FRAGMENTO DEL TEXTO -

------------------------------------

Una lista de artículos faltantes colgaba en una pared cercana: jabón, gasa, bolsas de basura. Los gusanos habían invadido los sillones reclinables de vinilo del hospital, por lo que las camas habían sido desterradas a una habitación cercana.
“Tengo miedo”, susurró Smith. A sus pies estaba la doctora Beatriz Ticona, de 52 años, jefa de la sala, con gafas moradas y un atuendo médico colorido. Decenas de sus doctores habían renunciado, dijo, horrorizados por las condiciones o desesperados por conseguir un sueldo más alto. La mayoría de los médicos en los hospitales públicos ganan menos de 10 dólares al mes, un salario con el que es imposible vivir. La doctora Ticona dispone de cuatro pediatras para ayudarla. Necesita 18, dijo.

------------------------------------

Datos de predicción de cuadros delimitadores
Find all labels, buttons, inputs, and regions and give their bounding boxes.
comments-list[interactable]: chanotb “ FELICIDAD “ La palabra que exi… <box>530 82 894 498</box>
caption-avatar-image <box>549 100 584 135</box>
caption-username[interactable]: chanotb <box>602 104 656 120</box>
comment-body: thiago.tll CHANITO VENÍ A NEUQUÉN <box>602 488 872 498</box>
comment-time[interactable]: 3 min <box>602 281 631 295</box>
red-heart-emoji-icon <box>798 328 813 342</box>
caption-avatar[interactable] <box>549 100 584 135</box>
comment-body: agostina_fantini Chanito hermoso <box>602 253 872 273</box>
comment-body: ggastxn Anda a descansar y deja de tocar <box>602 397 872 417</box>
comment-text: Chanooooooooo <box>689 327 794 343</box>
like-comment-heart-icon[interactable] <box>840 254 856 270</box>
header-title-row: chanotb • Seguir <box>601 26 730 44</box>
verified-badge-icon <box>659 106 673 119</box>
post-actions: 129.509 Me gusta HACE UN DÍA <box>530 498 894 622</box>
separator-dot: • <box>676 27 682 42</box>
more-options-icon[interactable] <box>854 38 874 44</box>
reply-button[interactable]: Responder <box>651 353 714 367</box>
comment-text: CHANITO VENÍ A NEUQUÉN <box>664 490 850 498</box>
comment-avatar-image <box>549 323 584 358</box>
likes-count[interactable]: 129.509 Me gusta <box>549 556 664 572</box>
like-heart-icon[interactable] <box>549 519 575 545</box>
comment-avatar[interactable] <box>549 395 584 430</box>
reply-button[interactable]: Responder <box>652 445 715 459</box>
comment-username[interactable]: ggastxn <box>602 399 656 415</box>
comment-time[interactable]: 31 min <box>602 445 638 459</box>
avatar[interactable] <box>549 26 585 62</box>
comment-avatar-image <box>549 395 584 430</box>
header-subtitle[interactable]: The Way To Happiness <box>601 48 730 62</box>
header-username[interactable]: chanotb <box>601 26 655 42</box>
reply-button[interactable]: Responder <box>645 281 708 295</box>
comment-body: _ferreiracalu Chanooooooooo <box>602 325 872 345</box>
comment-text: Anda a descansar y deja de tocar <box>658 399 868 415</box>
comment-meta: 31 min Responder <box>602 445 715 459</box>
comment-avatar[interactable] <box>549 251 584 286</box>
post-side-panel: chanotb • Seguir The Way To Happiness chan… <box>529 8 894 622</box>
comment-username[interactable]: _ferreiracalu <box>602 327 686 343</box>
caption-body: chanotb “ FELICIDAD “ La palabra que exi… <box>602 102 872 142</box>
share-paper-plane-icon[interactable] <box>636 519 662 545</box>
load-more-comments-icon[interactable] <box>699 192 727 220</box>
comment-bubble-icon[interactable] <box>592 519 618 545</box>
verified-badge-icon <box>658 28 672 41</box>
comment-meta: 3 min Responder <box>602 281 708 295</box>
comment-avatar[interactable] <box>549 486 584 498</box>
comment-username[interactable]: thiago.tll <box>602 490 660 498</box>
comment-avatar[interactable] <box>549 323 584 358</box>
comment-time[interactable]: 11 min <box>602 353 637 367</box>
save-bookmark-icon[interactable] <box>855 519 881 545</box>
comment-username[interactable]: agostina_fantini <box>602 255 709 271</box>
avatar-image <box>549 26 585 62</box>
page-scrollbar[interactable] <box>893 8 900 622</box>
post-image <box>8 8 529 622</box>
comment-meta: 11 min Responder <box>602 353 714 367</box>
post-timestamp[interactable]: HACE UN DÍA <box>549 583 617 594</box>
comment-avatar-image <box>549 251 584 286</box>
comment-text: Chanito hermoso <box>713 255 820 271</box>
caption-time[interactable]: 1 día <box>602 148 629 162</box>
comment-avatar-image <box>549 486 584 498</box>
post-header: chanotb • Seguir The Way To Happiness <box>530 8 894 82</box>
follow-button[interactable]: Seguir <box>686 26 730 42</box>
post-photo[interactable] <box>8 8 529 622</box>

------------------------------------

EJERCICIOS -
- A) Traduce al inglés esta oración del texto sobre el hospital: "La doctora Ticona dispone de cuatro pediatras para ayudarla."
- B) Sigue escribiendo el texto sobre el hospital a partir de su última oración.

RESPUESTAS -
- A) Dr. Ticona has four pediatricians to help her.

- B)
La doctora cuenta con dos respiradores para bebés necesitados y no tiene una unidad de cuidados intensivos. Hay un baño sucio para toda la sala de maternidad. El banco de sangre a menudo está vacío. Esa noche, Smith dio a luz a una niña sana, Cristangely.
Pero no todas las pacientes son tan afortunadas. Y cuando alguna muere, las familias a veces buscan a alguien a quien culpar.
“Verse en esa situación donde te acusan de que tú eres un asesino”, dijo la doctora Ticona, “no es fácil”.
Hace como tres años, la doctora Ticona colapsó y tuvo que abandonar su trabajo durante meses. Volvió debido al sentido del deber. Pero se preguntaba cuánto tiempo podría aguantar.
“Llega un momento”, dijo una noche, “en que con tanta carencia uno colapsa”.
Cada vez más, las mujeres embarazadas se dan por vencidas y renuncian a Venezuela para viajar a la vecina Colombia, donde el gobierno ha prometido pagar sus servicios de salud. Estas mujeres, algunas de las cuales han visto cómo mueren en casa sus hermanas y vecinas durante el parto, son parte del creciente éxodo venezolano. Hace cinco años, en el Hospital San José de Maicao, Colombia, a unos minutos de la frontera, los médicos asistieron en el nacimiento de unos 70 niños venezolanos. El año pasado fueron más de 2700.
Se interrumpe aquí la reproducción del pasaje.